Records from a data collection
-- start --
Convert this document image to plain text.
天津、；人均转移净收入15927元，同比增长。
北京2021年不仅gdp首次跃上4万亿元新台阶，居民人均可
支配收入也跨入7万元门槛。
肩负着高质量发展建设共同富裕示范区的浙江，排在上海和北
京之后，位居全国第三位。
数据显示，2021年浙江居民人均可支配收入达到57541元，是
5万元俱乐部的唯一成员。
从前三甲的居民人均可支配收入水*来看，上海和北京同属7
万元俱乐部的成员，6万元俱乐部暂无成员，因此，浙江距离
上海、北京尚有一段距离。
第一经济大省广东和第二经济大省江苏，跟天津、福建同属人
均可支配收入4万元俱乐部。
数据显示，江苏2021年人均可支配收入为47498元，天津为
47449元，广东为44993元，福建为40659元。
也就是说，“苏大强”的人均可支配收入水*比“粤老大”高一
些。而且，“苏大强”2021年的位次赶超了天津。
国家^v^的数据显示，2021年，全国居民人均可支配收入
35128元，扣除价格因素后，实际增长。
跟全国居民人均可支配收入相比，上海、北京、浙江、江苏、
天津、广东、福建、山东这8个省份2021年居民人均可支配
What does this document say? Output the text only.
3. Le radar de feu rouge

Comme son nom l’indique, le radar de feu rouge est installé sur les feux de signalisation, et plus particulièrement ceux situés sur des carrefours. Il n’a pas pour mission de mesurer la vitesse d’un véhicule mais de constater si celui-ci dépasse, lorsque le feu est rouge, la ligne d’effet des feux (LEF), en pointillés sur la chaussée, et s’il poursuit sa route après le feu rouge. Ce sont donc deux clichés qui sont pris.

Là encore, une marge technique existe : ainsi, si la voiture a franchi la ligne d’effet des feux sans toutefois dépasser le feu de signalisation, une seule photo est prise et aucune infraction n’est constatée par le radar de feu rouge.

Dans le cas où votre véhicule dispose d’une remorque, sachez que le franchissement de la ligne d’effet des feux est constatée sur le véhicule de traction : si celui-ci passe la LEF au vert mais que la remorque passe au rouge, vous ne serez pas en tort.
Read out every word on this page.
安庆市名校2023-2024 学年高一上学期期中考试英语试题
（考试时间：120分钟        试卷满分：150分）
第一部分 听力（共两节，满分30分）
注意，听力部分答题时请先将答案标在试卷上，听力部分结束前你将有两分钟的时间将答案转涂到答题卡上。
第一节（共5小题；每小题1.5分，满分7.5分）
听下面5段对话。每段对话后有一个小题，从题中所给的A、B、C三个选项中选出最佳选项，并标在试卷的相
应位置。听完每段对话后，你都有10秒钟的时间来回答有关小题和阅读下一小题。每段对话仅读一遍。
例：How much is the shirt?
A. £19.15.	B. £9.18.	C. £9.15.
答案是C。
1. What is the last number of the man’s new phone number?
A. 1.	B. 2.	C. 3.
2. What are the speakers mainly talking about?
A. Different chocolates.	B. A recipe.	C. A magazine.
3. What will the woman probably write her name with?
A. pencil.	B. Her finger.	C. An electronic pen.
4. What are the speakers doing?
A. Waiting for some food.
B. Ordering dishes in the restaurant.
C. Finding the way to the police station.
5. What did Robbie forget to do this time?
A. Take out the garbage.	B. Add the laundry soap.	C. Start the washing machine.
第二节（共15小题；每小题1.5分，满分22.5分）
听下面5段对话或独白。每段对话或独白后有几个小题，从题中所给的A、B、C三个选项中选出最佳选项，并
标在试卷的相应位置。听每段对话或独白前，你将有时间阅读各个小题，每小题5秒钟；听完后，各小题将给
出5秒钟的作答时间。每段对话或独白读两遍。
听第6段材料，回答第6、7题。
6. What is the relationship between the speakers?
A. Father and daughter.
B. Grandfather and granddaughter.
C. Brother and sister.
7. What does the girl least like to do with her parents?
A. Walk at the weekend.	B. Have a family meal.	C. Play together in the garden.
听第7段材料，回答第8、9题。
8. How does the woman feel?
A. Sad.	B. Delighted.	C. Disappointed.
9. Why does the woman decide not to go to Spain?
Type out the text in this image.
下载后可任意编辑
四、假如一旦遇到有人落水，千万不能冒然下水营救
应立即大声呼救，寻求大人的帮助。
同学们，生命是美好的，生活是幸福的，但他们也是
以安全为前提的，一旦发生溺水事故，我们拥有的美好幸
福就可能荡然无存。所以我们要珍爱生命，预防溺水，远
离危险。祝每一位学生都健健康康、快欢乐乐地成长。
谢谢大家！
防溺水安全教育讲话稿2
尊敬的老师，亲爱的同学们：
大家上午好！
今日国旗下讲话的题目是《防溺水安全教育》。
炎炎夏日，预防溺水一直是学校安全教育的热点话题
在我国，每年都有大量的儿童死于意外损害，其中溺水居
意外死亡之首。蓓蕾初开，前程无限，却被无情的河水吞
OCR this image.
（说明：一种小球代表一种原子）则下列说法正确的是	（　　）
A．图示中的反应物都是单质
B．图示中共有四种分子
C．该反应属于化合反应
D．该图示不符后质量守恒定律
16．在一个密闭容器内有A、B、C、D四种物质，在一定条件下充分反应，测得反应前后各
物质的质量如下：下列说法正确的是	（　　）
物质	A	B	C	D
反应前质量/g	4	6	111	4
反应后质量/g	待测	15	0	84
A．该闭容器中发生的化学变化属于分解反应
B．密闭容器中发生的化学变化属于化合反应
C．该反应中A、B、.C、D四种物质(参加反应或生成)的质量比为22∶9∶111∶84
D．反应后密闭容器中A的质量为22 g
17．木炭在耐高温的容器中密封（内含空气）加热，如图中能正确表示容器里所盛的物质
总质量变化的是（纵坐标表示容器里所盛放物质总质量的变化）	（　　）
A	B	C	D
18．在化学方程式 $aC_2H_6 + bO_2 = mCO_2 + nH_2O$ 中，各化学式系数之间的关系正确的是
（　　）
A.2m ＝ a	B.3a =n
-- end --
* Problem requirements
Copy out all of the records above with nothing altered.

* Result below
Convert this document image to plain text.
天津、；人均转移净收入15927元，同比增长。
北京2021年不仅gdp首次跃上4万亿元新台阶，居民人均可
支配收入也跨入7万元门槛。
肩负着高质量发展建设共同富裕示范区的浙江，排在上海和北
京之后，位居全国第三位。
数据显示，2021年浙江居民人均可支配收入达到57541元，是
5万元俱乐部的唯一成员。
从前三甲的居民人均可支配收入水*来看，上海和北京同属7
万元俱乐部的成员，6万元俱乐部暂无成员，因此，浙江距离
上海、北京尚有一段距离。
第一经济大省广东和第二经济大省江苏，跟天津、福建同属人
均可支配收入4万元俱乐部。
数据显示，江苏2021年人均可支配收入为47498元，天津为
47449元，广东为44993元，福建为40659元。
也就是说，“苏大强”的人均可支配收入水*比“粤老大”高一
些。而且，“苏大强”2021年的位次赶超了天津。
国家^v^的数据显示，2021年，全国居民人均可支配收入
35128元，扣除价格因素后，实际增长。
跟全国居民人均可支配收入相比，上海、北京、浙江、江苏、
天津、广东、福建、山东这8个省份2021年居民人均可支配
What does this document say? Output the text only.
3. Le radar de feu rouge

Comme son nom l’indique, le radar de feu rouge est installé sur les feux de signalisation, et plus particulièrement ceux situés sur des carrefours. Il n’a pas pour mission de mesurer la vitesse d’un véhicule mais de constater si celui-ci dépasse, lorsque le feu est rouge, la ligne d’effet des feux (LEF), en pointillés sur la chaussée, et s’il poursuit sa route après le feu rouge. Ce sont donc deux clichés qui sont pris.

Là encore, une marge technique existe : ainsi, si la voiture a franchi la ligne d’effet des feux sans toutefois dépasser le feu de signalisation, une seule photo est prise et aucune infraction n’est constatée par le radar de feu rouge.

Dans le cas où votre véhicule dispose d’une remorque, sachez que le franchissement de la ligne d’effet des feux est constatée sur le véhicule de traction : si celui-ci passe la LEF au vert mais que la remorque passe au rouge, vous ne serez pas en tort.
Read out every word on this page.
安庆市名校2023-2024 学年高一上学期期中考试英语试题
（考试时间：120分钟        试卷满分：150分）
第一部分 听力（共两节，满分30分）
注意，听力部分答题时请先将答案标在试卷上，听力部分结束前你将有两分钟的时间将答案转涂到答题卡上。
第一节（共5小题；每小题1.5分，满分7.5分）
听下面5段对话。每段对话后有一个小题，从题中所给的A、B、C三个选项中选出最佳选项，并标在试卷的相
应位置。听完每段对话后，你都有10秒钟的时间来回答有关小题和阅读下一小题。每段对话仅读一遍。
例：How much is the shirt?
A. £19.15.	B. £9.18.	C. £9.15.
答案是C。
1. What is the last number of the man’s new phone number?
A. 1.	B. 2.	C. 3.
2. What are the speakers mainly talking about?
A. Different chocolates.	B. A recipe.	C. A magazine.
3. What will the woman probably write her name with?
A. pencil.	B. Her finger.	C. An electronic pen.
4. What are the speakers doing?
A. Waiting for some food.
B. Ordering dishes in the restaurant.
C. Finding the way to the police station.
5. What did Robbie forget to do this time?
A. Take out the garbage.	B. Add the laundry soap.	C. Start the washing machine.
第二节（共15小题；每小题1.5分，满分22.5分）
听下面5段对话或独白。每段对话或独白后有几个小题，从题中所给的A、B、C三个选项中选出最佳选项，并
标在试卷的相应位置。听每段对话或独白前，你将有时间阅读各个小题，每小题5秒钟；听完后，各小题将给
出5秒钟的作答时间。每段对话或独白读两遍。
听第6段材料，回答第6、7题。
6. What is the relationship between the speakers?
A. Father and daughter.
B. Grandfather and granddaughter.
C. Brother and sister.
7. What does the girl least like to do with her parents?
A. Walk at the weekend.	B. Have a family meal.	C. Play together in the garden.
听第7段材料，回答第8、9题。
8. How does the woman feel?
A. Sad.	B. Delighted.	C. Disappointed.
9. Why does the woman decide not to go to Spain?
Type out the text in this image.
下载后可任意编辑
四、假如一旦遇到有人落水，千万不能冒然下水营救
应立即大声呼救，寻求大人的帮助。
同学们，生命是美好的，生活是幸福的，但他们也是
以安全为前提的，一旦发生溺水事故，我们拥有的美好幸
福就可能荡然无存。所以我们要珍爱生命，预防溺水，远
离危险。祝每一位学生都健健康康、快欢乐乐地成长。
谢谢大家！
防溺水安全教育讲话稿2
尊敬的老师，亲爱的同学们：
大家上午好！
今日国旗下讲话的题目是《防溺水安全教育》。
炎炎夏日，预防溺水一直是学校安全教育的热点话题
在我国，每年都有大量的儿童死于意外损害，其中溺水居
意外死亡之首。蓓蕾初开，前程无限，却被无情的河水吞
OCR this image.
（说明：一种小球代表一种原子）则下列说法正确的是	（　　）
A．图示中的反应物都是单质
B．图示中共有四种分子
C．该反应属于化合反应
D．该图示不符后质量守恒定律
16．在一个密闭容器内有A、B、C、D四种物质，在一定条件下充分反应，测得反应前后各
物质的质量如下：下列说法正确的是	（　　）
物质	A	B	C	D
反应前质量/g	4	6	111	4
反应后质量/g	待测	15	0	84
A．该闭容器中发生的化学变化属于分解反应
B．密闭容器中发生的化学变化属于化合反应
C．该反应中A、B、.C、D四种物质(参加反应或生成)的质量比为22∶9∶111∶84
D．反应后密闭容器中A的质量为22 g
17．木炭在耐高温的容器中密封（内含空气）加热，如图中能正确表示容器里所盛的物质
总质量变化的是（纵坐标表示容器里所盛放物质总质量的变化）	（　　）
A	B	C	D
18．在化学方程式 $aC_2H_6 + bO_2 = mCO_2 + nH_2O$ 中，各化学式系数之间的关系正确的是
（　　）
A.2m ＝ a	B.3a =n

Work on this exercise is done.